RECORDS FOR THIS EXERCISE —
::::::::

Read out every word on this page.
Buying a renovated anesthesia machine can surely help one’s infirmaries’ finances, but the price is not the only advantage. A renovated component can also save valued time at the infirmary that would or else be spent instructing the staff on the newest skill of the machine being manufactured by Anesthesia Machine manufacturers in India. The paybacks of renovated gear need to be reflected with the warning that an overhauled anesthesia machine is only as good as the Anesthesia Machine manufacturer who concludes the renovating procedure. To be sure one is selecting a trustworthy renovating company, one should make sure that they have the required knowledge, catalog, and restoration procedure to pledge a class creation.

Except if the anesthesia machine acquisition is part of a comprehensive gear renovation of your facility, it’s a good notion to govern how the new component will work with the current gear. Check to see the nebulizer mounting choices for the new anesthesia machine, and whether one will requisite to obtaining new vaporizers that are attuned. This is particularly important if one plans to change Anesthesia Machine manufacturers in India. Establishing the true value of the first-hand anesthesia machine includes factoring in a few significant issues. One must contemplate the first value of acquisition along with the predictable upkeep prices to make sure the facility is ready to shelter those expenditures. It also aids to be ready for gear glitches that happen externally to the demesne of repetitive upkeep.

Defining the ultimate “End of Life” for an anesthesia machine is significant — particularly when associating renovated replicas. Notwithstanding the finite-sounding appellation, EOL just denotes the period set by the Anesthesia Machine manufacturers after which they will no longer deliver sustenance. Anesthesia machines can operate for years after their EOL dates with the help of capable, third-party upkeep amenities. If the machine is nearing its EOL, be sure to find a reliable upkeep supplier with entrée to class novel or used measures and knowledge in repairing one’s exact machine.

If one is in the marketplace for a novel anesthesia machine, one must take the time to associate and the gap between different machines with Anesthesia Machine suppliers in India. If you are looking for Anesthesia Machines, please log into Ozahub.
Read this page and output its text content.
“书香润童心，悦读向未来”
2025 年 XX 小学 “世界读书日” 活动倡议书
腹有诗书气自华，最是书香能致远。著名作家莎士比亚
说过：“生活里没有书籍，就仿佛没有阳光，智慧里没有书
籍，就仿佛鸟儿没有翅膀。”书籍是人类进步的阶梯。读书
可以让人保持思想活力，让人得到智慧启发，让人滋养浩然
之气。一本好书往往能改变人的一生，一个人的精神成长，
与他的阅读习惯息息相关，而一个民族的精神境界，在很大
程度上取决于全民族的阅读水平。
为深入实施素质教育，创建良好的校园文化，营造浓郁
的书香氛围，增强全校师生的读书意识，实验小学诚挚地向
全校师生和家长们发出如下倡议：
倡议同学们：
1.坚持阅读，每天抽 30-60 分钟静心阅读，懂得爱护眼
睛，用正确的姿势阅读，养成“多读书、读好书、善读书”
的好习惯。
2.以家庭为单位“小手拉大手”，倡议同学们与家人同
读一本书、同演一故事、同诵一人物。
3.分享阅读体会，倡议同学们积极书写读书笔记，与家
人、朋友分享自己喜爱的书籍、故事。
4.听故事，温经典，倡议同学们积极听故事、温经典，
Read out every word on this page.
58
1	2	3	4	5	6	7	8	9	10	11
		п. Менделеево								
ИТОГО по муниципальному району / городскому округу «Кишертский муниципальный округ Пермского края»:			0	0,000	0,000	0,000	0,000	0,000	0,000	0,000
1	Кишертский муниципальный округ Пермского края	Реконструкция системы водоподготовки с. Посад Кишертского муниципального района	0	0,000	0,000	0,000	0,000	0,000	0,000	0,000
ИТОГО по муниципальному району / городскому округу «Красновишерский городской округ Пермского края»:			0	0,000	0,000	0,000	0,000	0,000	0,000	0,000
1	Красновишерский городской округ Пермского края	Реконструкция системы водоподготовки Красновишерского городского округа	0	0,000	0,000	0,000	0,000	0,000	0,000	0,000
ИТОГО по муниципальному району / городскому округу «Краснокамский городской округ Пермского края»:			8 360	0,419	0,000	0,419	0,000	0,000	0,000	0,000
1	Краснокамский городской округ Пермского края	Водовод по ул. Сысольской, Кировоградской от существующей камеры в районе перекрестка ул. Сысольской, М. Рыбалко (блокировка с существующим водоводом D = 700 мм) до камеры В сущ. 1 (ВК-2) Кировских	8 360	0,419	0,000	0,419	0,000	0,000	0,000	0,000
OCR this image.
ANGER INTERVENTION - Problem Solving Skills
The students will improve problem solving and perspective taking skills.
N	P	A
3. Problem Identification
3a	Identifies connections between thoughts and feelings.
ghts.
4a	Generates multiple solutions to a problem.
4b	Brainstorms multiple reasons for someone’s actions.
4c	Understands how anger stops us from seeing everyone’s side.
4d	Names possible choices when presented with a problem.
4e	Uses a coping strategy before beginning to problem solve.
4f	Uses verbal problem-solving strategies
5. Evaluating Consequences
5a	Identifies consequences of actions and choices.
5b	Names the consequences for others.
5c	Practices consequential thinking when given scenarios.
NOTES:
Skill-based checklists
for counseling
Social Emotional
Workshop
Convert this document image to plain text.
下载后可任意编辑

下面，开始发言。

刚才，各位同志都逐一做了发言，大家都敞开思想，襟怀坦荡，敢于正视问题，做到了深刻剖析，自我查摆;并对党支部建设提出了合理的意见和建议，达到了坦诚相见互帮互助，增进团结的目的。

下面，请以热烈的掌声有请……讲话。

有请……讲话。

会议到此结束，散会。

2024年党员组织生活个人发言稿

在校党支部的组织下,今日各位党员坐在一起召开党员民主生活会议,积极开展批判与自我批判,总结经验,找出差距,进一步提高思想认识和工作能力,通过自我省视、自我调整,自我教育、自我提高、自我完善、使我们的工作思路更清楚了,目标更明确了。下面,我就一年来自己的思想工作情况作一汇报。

::::::::

Set down the material above again, word for word.

OUTPUT BELOW —
Read out every word on this page.
Buying a renovated anesthesia machine can surely help one’s infirmaries’ finances, but the price is not the only advantage. A renovated component can also save valued time at the infirmary that would or else be spent instructing the staff on the newest skill of the machine being manufactured by Anesthesia Machine manufacturers in India. The paybacks of renovated gear need to be reflected with the warning that an overhauled anesthesia machine is only as good as the Anesthesia Machine manufacturer who concludes the renovating procedure. To be sure one is selecting a trustworthy renovating company, one should make sure that they have the required knowledge, catalog, and restoration procedure to pledge a class creation.

Except if the anesthesia machine acquisition is part of a comprehensive gear renovation of your facility, it’s a good notion to govern how the new component will work with the current gear. Check to see the nebulizer mounting choices for the new anesthesia machine, and whether one will requisite to obtaining new vaporizers that are attuned. This is particularly important if one plans to change Anesthesia Machine manufacturers in India. Establishing the true value of the first-hand anesthesia machine includes factoring in a few significant issues. One must contemplate the first value of acquisition along with the predictable upkeep prices to make sure the facility is ready to shelter those expenditures. It also aids to be ready for gear glitches that happen externally to the demesne of repetitive upkeep.

Defining the ultimate “End of Life” for an anesthesia machine is significant — particularly when associating renovated replicas. Notwithstanding the finite-sounding appellation, EOL just denotes the period set by the Anesthesia Machine manufacturers after which they will no longer deliver sustenance. Anesthesia machines can operate for years after their EOL dates with the help of capable, third-party upkeep amenities. If the machine is nearing its EOL, be sure to find a reliable upkeep supplier with entrée to class novel or used measures and knowledge in repairing one’s exact machine.

If one is in the marketplace for a novel anesthesia machine, one must take the time to associate and the gap between different machines with Anesthesia Machine suppliers in India. If you are looking for Anesthesia Machines, please log into Ozahub.
Read this page and output its text content.
“书香润童心，悦读向未来”
2025 年 XX 小学 “世界读书日” 活动倡议书
腹有诗书气自华，最是书香能致远。著名作家莎士比亚
说过：“生活里没有书籍，就仿佛没有阳光，智慧里没有书
籍，就仿佛鸟儿没有翅膀。”书籍是人类进步的阶梯。读书
可以让人保持思想活力，让人得到智慧启发，让人滋养浩然
之气。一本好书往往能改变人的一生，一个人的精神成长，
与他的阅读习惯息息相关，而一个民族的精神境界，在很大
程度上取决于全民族的阅读水平。
为深入实施素质教育，创建良好的校园文化，营造浓郁
的书香氛围，增强全校师生的读书意识，实验小学诚挚地向
全校师生和家长们发出如下倡议：
倡议同学们：
1.坚持阅读，每天抽 30-60 分钟静心阅读，懂得爱护眼
睛，用正确的姿势阅读，养成“多读书、读好书、善读书”
的好习惯。
2.以家庭为单位“小手拉大手”，倡议同学们与家人同
读一本书、同演一故事、同诵一人物。
3.分享阅读体会，倡议同学们积极书写读书笔记，与家
人、朋友分享自己喜爱的书籍、故事。
4.听故事，温经典，倡议同学们积极听故事、温经典，
Read out every word on this page.
58
1	2	3	4	5	6	7	8	9	10	11
		п. Менделеево								
ИТОГО по муниципальному району / городскому округу «Кишертский муниципальный округ Пермского края»:			0	0,000	0,000	0,000	0,000	0,000	0,000	0,000
1	Кишертский муниципальный округ Пермского края	Реконструкция системы водоподготовки с. Посад Кишертского муниципального района	0	0,000	0,000	0,000	0,000	0,000	0,000	0,000
ИТОГО по муниципальному району / городскому округу «Красновишерский городской округ Пермского края»:			0	0,000	0,000	0,000	0,000	0,000	0,000	0,000
1	Красновишерский городской округ Пермского края	Реконструкция системы водоподготовки Красновишерского городского округа	0	0,000	0,000	0,000	0,000	0,000	0,000	0,000
ИТОГО по муниципальному району / городскому округу «Краснокамский городской округ Пермского края»:			8 360	0,419	0,000	0,419	0,000	0,000	0,000	0,000
1	Краснокамский городской округ Пермского края	Водовод по ул. Сысольской, Кировоградской от существующей камеры в районе перекрестка ул. Сысольской, М. Рыбалко (блокировка с существующим водоводом D = 700 мм) до камеры В сущ. 1 (ВК-2) Кировских	8 360	0,419	0,000	0,419	0,000	0,000	0,000	0,000
OCR this image.
ANGER INTERVENTION - Problem Solving Skills
The students will improve problem solving and perspective taking skills.
N	P	A
3. Problem Identification
3a	Identifies connections between thoughts and feelings.
ghts.
4a	Generates multiple solutions to a problem.
4b	Brainstorms multiple reasons for someone’s actions.
4c	Understands how anger stops us from seeing everyone’s side.
4d	Names possible choices when presented with a problem.
4e	Uses a coping strategy before beginning to problem solve.
4f	Uses verbal problem-solving strategies
5. Evaluating Consequences
5a	Identifies consequences of actions and choices.
5b	Names the consequences for others.
5c	Practices consequential thinking when given scenarios.
NOTES:
Skill-based checklists
for counseling
Social Emotional
Workshop
Convert this document image to plain text.
下载后可任意编辑

下面，开始发言。

刚才，各位同志都逐一做了发言，大家都敞开思想，襟怀坦荡，敢于正视问题，做到了深刻剖析，自我查摆;并对党支部建设提出了合理的意见和建议，达到了坦诚相见互帮互助，增进团结的目的。

下面，请以热烈的掌声有请……讲话。

有请……讲话。

会议到此结束，散会。

2024年党员组织生活个人发言稿

在校党支部的组织下,今日各位党员坐在一起召开党员民主生活会议,积极开展批判与自我批判,总结经验,找出差距,进一步提高思想认识和工作能力,通过自我省视、自我调整,自我教育、自我提高、自我完善、使我们的工作思路更清楚了,目标更明确了。下面,我就一年来自己的思想工作情况作一汇报。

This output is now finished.